Start of Block

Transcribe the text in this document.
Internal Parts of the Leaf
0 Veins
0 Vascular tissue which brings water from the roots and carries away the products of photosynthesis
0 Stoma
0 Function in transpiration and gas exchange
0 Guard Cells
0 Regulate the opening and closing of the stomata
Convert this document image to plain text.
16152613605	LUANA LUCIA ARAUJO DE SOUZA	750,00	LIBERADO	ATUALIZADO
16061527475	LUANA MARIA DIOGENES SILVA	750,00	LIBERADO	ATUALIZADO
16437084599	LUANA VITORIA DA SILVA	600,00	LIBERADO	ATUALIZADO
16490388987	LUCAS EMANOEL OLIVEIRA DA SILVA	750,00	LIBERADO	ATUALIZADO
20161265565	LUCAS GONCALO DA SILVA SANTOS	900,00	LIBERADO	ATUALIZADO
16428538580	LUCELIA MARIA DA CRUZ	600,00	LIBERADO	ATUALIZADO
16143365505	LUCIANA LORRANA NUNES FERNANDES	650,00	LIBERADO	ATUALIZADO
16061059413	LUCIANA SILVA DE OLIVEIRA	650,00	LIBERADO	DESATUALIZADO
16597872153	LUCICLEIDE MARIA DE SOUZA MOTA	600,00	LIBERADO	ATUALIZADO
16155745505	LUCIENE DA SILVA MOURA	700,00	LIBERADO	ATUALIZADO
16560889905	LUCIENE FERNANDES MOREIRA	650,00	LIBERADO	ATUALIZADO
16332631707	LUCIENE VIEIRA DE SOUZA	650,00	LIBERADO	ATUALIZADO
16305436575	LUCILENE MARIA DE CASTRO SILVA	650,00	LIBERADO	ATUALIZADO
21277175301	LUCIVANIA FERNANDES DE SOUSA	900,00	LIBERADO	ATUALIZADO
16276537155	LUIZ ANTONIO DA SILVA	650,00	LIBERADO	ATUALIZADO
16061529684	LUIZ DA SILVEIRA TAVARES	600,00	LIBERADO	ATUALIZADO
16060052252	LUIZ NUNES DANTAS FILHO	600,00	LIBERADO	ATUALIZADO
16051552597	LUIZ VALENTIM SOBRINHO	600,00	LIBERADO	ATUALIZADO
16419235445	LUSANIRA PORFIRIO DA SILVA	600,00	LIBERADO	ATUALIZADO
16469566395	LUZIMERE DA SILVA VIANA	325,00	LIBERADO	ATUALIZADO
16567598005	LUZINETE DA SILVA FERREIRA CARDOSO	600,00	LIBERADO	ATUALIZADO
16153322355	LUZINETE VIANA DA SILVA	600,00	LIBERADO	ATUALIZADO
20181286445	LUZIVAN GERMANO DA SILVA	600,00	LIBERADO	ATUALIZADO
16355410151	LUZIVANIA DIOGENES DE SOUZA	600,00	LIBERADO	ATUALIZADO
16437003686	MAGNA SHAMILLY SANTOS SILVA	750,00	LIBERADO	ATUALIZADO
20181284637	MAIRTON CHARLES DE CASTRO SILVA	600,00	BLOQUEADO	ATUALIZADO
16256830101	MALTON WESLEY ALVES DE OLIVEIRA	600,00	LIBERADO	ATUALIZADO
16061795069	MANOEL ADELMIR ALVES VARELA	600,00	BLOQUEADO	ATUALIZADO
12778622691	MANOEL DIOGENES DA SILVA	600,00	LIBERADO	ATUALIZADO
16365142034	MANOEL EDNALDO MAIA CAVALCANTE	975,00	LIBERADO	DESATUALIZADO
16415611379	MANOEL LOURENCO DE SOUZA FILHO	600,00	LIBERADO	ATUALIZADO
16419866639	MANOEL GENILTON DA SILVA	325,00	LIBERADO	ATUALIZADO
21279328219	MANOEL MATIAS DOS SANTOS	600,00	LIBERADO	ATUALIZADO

End of Block

_Your instructions_
Using the material above, please reproduce each line exactly.

_Answer for this exercise_
Transcribe the text in this document.
Internal Parts of the Leaf
0 Veins
0 Vascular tissue which brings water from the roots and carries away the products of photosynthesis
0 Stoma
0 Function in transpiration and gas exchange
0 Guard Cells
0 Regulate the opening and closing of the stomata
Convert this document image to plain text.
16152613605	LUANA LUCIA ARAUJO DE SOUZA	750,00	LIBERADO	ATUALIZADO
16061527475	LUANA MARIA DIOGENES SILVA	750,00	LIBERADO	ATUALIZADO
16437084599	LUANA VITORIA DA SILVA	600,00	LIBERADO	ATUALIZADO
16490388987	LUCAS EMANOEL OLIVEIRA DA SILVA	750,00	LIBERADO	ATUALIZADO
20161265565	LUCAS GONCALO DA SILVA SANTOS	900,00	LIBERADO	ATUALIZADO
16428538580	LUCELIA MARIA DA CRUZ	600,00	LIBERADO	ATUALIZADO
16143365505	LUCIANA LORRANA NUNES FERNANDES	650,00	LIBERADO	ATUALIZADO
16061059413	LUCIANA SILVA DE OLIVEIRA	650,00	LIBERADO	DESATUALIZADO
16597872153	LUCICLEIDE MARIA DE SOUZA MOTA	600,00	LIBERADO	ATUALIZADO
16155745505	LUCIENE DA SILVA MOURA	700,00	LIBERADO	ATUALIZADO
16560889905	LUCIENE FERNANDES MOREIRA	650,00	LIBERADO	ATUALIZADO
16332631707	LUCIENE VIEIRA DE SOUZA	650,00	LIBERADO	ATUALIZADO
16305436575	LUCILENE MARIA DE CASTRO SILVA	650,00	LIBERADO	ATUALIZADO
21277175301	LUCIVANIA FERNANDES DE SOUSA	900,00	LIBERADO	ATUALIZADO
16276537155	LUIZ ANTONIO DA SILVA	650,00	LIBERADO	ATUALIZADO
16061529684	LUIZ DA SILVEIRA TAVARES	600,00	LIBERADO	ATUALIZADO
16060052252	LUIZ NUNES DANTAS FILHO	600,00	LIBERADO	ATUALIZADO
16051552597	LUIZ VALENTIM SOBRINHO	600,00	LIBERADO	ATUALIZADO
16419235445	LUSANIRA PORFIRIO DA SILVA	600,00	LIBERADO	ATUALIZADO
16469566395	LUZIMERE DA SILVA VIANA	325,00	LIBERADO	ATUALIZADO
16567598005	LUZINETE DA SILVA FERREIRA CARDOSO	600,00	LIBERADO	ATUALIZADO
16153322355	LUZINETE VIANA DA SILVA	600,00	LIBERADO	ATUALIZADO
20181286445	LUZIVAN GERMANO DA SILVA	600,00	LIBERADO	ATUALIZADO
16355410151	LUZIVANIA DIOGENES DE SOUZA	600,00	LIBERADO	ATUALIZADO
16437003686	MAGNA SHAMILLY SANTOS SILVA	750,00	LIBERADO	ATUALIZADO
20181284637	MAIRTON CHARLES DE CASTRO SILVA	600,00	BLOQUEADO	ATUALIZADO
16256830101	MALTON WESLEY ALVES DE OLIVEIRA	600,00	LIBERADO	ATUALIZADO
16061795069	MANOEL ADELMIR ALVES VARELA	600,00	BLOQUEADO	ATUALIZADO
12778622691	MANOEL DIOGENES DA SILVA	600,00	LIBERADO	ATUALIZADO
16365142034	MANOEL EDNALDO MAIA CAVALCANTE	975,00	LIBERADO	DESATUALIZADO
16415611379	MANOEL LOURENCO DE SOUZA FILHO	600,00	LIBERADO	ATUALIZADO
16419866639	MANOEL GENILTON DA SILVA	325,00	LIBERADO	ATUALIZADO
21279328219	MANOEL MATIAS DOS SANTOS	600,00	LIBERADO	ATUALIZADO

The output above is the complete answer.